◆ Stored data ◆
>>>

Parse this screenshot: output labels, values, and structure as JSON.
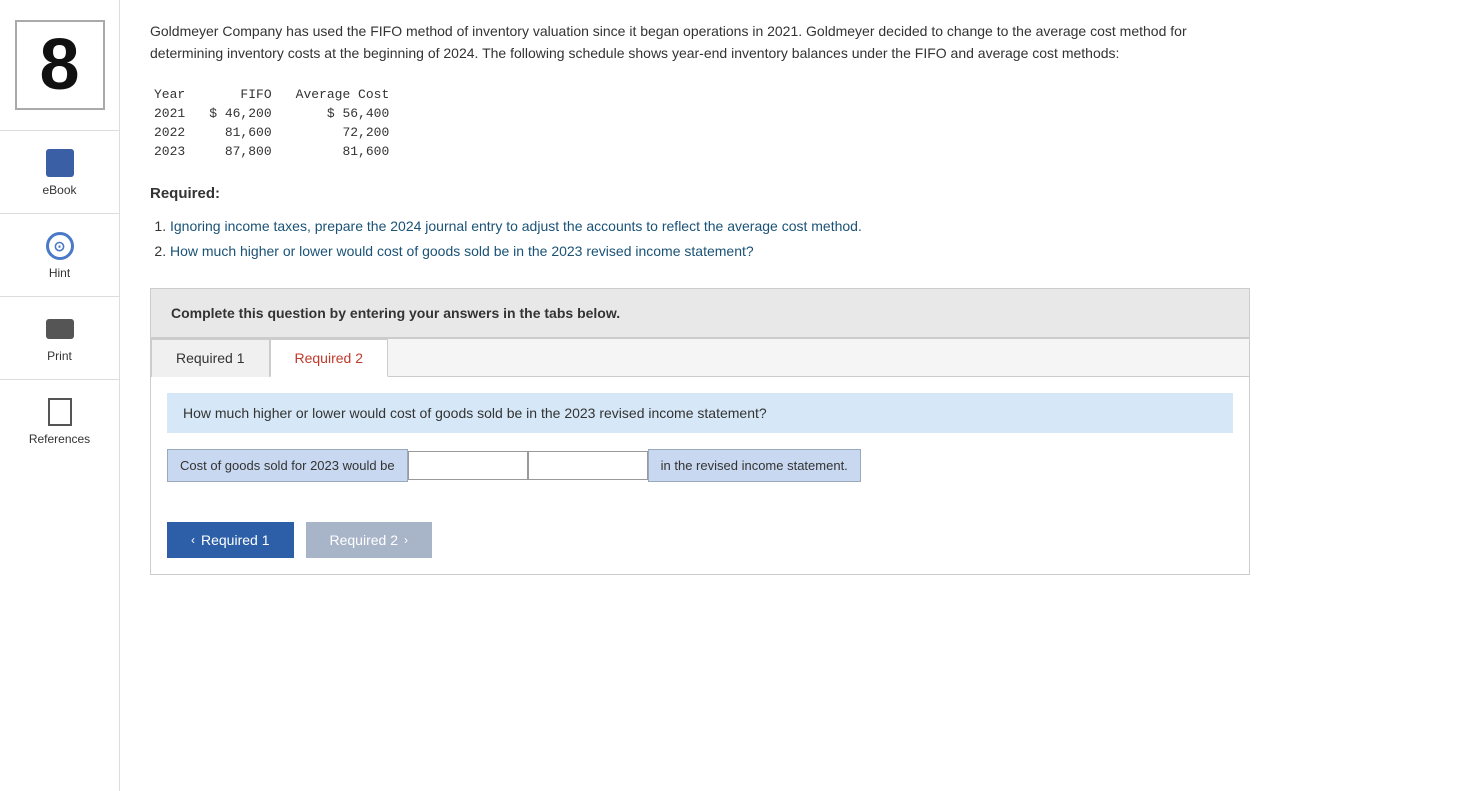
{
  "sidebar": {
    "number": "8",
    "items": [
      {
        "id": "ebook",
        "label": "eBook",
        "icon": "ebook-icon"
      },
      {
        "id": "hint",
        "label": "Hint",
        "icon": "hint-icon"
      },
      {
        "id": "print",
        "label": "Print",
        "icon": "print-icon"
      },
      {
        "id": "references",
        "label": "References",
        "icon": "references-icon"
      }
    ]
  },
  "problem": {
    "text": "Goldmeyer Company has used the FIFO method of inventory valuation since it began operations in 2021. Goldmeyer decided to change to the average cost method for determining inventory costs at the beginning of 2024. The following schedule shows year-end inventory balances under the FIFO and average cost methods:"
  },
  "table": {
    "headers": [
      "Year",
      "FIFO",
      "Average Cost"
    ],
    "rows": [
      [
        "2021",
        "$ 46,200",
        "$ 56,400"
      ],
      [
        "2022",
        "81,600",
        "72,200"
      ],
      [
        "2023",
        "87,800",
        "81,600"
      ]
    ]
  },
  "required_label": "Required:",
  "required_items": [
    "Ignoring income taxes, prepare the 2024 journal entry to adjust the accounts to reflect the average cost method.",
    "How much higher or lower would cost of goods sold be in the 2023 revised income statement?"
  ],
  "complete_box": {
    "text": "Complete this question by entering your answers in the tabs below."
  },
  "tabs": [
    {
      "id": "required1",
      "label": "Required 1",
      "active": false
    },
    {
      "id": "required2",
      "label": "Required 2",
      "active": true
    }
  ],
  "tab2": {
    "question": "How much higher or lower would cost of goods sold be in the 2023 revised income statement?",
    "answer_label": "Cost of goods sold for 2023 would be",
    "answer_suffix": "in the revised income statement.",
    "amount_placeholder": "",
    "direction_placeholder": ""
  },
  "nav": {
    "btn1_label": "Required 1",
    "btn1_chevron": "‹",
    "btn2_label": "Required 2",
    "btn2_chevron": "›"
  }
}
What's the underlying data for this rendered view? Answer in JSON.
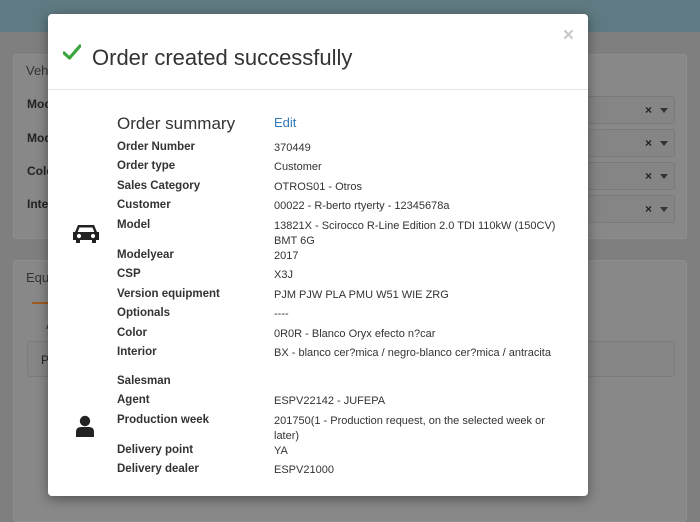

<<<

◆ Set problem ◆
All of the records need repeating exactly, except for the pictures.

◆ Answer ◆
Parse this screenshot: output labels, values, and structure as JSON.
{
  "sidebar": {
    "number": "8",
    "items": [
      {
        "id": "ebook",
        "label": "eBook",
        "icon": "ebook-icon"
      },
      {
        "id": "hint",
        "label": "Hint",
        "icon": "hint-icon"
      },
      {
        "id": "print",
        "label": "Print",
        "icon": "print-icon"
      },
      {
        "id": "references",
        "label": "References",
        "icon": "references-icon"
      }
    ]
  },
  "problem": {
    "text": "Goldmeyer Company has used the FIFO method of inventory valuation since it began operations in 2021. Goldmeyer decided to change to the average cost method for determining inventory costs at the beginning of 2024. The following schedule shows year-end inventory balances under the FIFO and average cost methods:"
  },
  "table": {
    "headers": [
      "Year",
      "FIFO",
      "Average Cost"
    ],
    "rows": [
      [
        "2021",
        "$ 46,200",
        "$ 56,400"
      ],
      [
        "2022",
        "81,600",
        "72,200"
      ],
      [
        "2023",
        "87,800",
        "81,600"
      ]
    ]
  },
  "required_label": "Required:",
  "required_items": [
    "Ignoring income taxes, prepare the 2024 journal entry to adjust the accounts to reflect the average cost method.",
    "How much higher or lower would cost of goods sold be in the 2023 revised income statement?"
  ],
  "complete_box": {
    "text": "Complete this question by entering your answers in the tabs below."
  },
  "tabs": [
    {
      "id": "required1",
      "label": "Required 1",
      "active": false
    },
    {
      "id": "required2",
      "label": "Required 2",
      "active": true
    }
  ],
  "tab2": {
    "question": "How much higher or lower would cost of goods sold be in the 2023 revised income statement?",
    "answer_label": "Cost of goods sold for 2023 would be",
    "answer_suffix": "in the revised income statement.",
    "amount_placeholder": "",
    "direction_placeholder": ""
  },
  "nav": {
    "btn1_label": "Required 1",
    "btn1_chevron": "‹",
    "btn2_label": "Required 2",
    "btn2_chevron": "›"
  }
}
What's the underlying data for this rendered view? Answer in JSON.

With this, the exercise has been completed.